# Entries shown start
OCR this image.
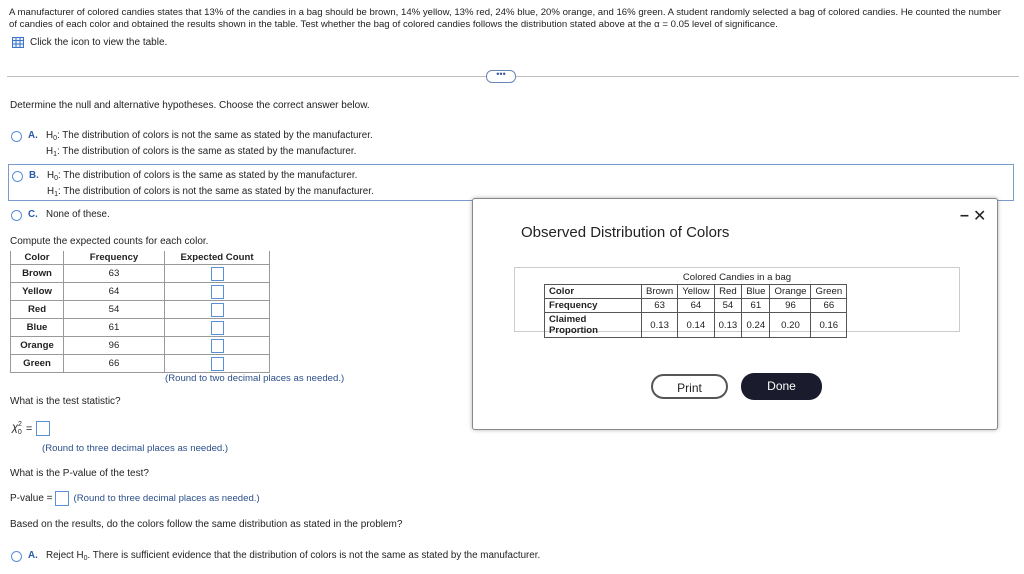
A manufacturer of colored candies states that 13% of the candies in a bag should be brown, 14% yellow, 13% red, 24% blue, 20% orange, and 16% green. A student randomly selected a bag of colored candies. He counted the number of candies of each color and obtained the results shown in the table. Test whether the bag of colored candies follows the distribution stated above at the α = 0.05 level of significance.
Click the icon to view the table.
•••
Determine the null and alternative hypotheses. Choose the correct answer below.
A. $H_0$: The distribution of colors is not the same as stated by the manufacturer.
$H_1$: The distribution of colors is the same as stated by the manufacturer.
B. $H_0$: The distribution of colors is the same as stated by the manufacturer.
$H_1$: The distribution of colors is not the same as stated by the manufacturer.
C. None of these.
Compute the expected counts for each color.
Color	Frequency	Expected Count
Brown	63	
Yellow	64	
Red	54	
Blue	61	
Orange	96	
Green	66	
(Round to two decimal places as needed.)
What is the test statistic?
$\chi^2_0$ =
(Round to three decimal places as needed.)
What is the P-value of the test?
P-value = (Round to three decimal places as needed.)
Based on the results, do the colors follow the same distribution as stated in the problem?
A. Reject $H_0$. There is sufficient evidence that the distribution of colors is not the same as stated by the manufacturer.
Observed Distribution of Colors
– ✕
Colored Candies in a bag
Color	Brown	Yellow	Red	Blue	Orange	Green
Frequency	63	64	54	61	96	66
Claimed Proportion	0.13	0.14	0.13	0.24	0.20	0.16
Print	Done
# Entries shown end
> [Required work] Take the data above and repeat it exactly, leaving each picture out.

> [The answer]
OCR this image.
A manufacturer of colored candies states that 13% of the candies in a bag should be brown, 14% yellow, 13% red, 24% blue, 20% orange, and 16% green. A student randomly selected a bag of colored candies. He counted the number of candies of each color and obtained the results shown in the table. Test whether the bag of colored candies follows the distribution stated above at the α = 0.05 level of significance.
Click the icon to view the table.
•••
Determine the null and alternative hypotheses. Choose the correct answer below.
A. $H_0$: The distribution of colors is not the same as stated by the manufacturer.
$H_1$: The distribution of colors is the same as stated by the manufacturer.
B. $H_0$: The distribution of colors is the same as stated by the manufacturer.
$H_1$: The distribution of colors is not the same as stated by the manufacturer.
C. None of these.
Compute the expected counts for each color.
Color	Frequency	Expected Count
Brown	63	
Yellow	64	
Red	54	
Blue	61	
Orange	96	
Green	66	
(Round to two decimal places as needed.)
What is the test statistic?
$\chi^2_0$ =
(Round to three decimal places as needed.)
What is the P-value of the test?
P-value = (Round to three decimal places as needed.)
Based on the results, do the colors follow the same distribution as stated in the problem?
A. Reject $H_0$. There is sufficient evidence that the distribution of colors is not the same as stated by the manufacturer.
Observed Distribution of Colors
– ✕
Colored Candies in a bag
Color	Brown	Yellow	Red	Blue	Orange	Green
Frequency	63	64	54	61	96	66
Claimed Proportion	0.13	0.14	0.13	0.24	0.20	0.16
Print	Done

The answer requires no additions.